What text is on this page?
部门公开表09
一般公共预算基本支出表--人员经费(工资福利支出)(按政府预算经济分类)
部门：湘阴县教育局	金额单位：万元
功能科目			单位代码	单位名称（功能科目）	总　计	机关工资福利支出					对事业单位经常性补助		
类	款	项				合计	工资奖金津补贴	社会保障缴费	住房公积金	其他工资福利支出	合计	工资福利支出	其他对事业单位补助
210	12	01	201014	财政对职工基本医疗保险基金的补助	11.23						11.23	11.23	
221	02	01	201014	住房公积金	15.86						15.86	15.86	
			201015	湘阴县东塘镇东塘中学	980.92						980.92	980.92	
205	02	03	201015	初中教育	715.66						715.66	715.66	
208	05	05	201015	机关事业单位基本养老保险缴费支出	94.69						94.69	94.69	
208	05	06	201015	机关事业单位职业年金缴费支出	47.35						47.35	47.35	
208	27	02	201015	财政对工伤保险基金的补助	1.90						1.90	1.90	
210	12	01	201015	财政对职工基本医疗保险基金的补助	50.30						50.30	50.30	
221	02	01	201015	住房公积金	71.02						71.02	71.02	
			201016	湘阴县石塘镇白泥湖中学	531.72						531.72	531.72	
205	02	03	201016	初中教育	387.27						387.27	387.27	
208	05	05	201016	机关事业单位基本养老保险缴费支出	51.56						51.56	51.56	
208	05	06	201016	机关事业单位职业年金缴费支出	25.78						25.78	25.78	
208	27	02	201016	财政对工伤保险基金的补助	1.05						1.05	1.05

--- Aim of the exercise ---
The whole listing above needs to be written out again exactly.

--- Solution below ---
What text is on this page?
部门公开表09
一般公共预算基本支出表--人员经费(工资福利支出)(按政府预算经济分类)
部门：湘阴县教育局	金额单位：万元
功能科目			单位代码	单位名称（功能科目）	总　计	机关工资福利支出					对事业单位经常性补助		
类	款	项				合计	工资奖金津补贴	社会保障缴费	住房公积金	其他工资福利支出	合计	工资福利支出	其他对事业单位补助
210	12	01	201014	财政对职工基本医疗保险基金的补助	11.23						11.23	11.23	
221	02	01	201014	住房公积金	15.86						15.86	15.86	
			201015	湘阴县东塘镇东塘中学	980.92						980.92	980.92	
205	02	03	201015	初中教育	715.66						715.66	715.66	
208	05	05	201015	机关事业单位基本养老保险缴费支出	94.69						94.69	94.69	
208	05	06	201015	机关事业单位职业年金缴费支出	47.35						47.35	47.35	
208	27	02	201015	财政对工伤保险基金的补助	1.90						1.90	1.90	
210	12	01	201015	财政对职工基本医疗保险基金的补助	50.30						50.30	50.30	
221	02	01	201015	住房公积金	71.02						71.02	71.02	
			201016	湘阴县石塘镇白泥湖中学	531.72						531.72	531.72	
205	02	03	201016	初中教育	387.27						387.27	387.27	
208	05	05	201016	机关事业单位基本养老保险缴费支出	51.56						51.56	51.56	
208	05	06	201016	机关事业单位职业年金缴费支出	25.78						25.78	25.78	
208	27	02	201016	财政对工伤保险基金的补助	1.05						1.05	1.05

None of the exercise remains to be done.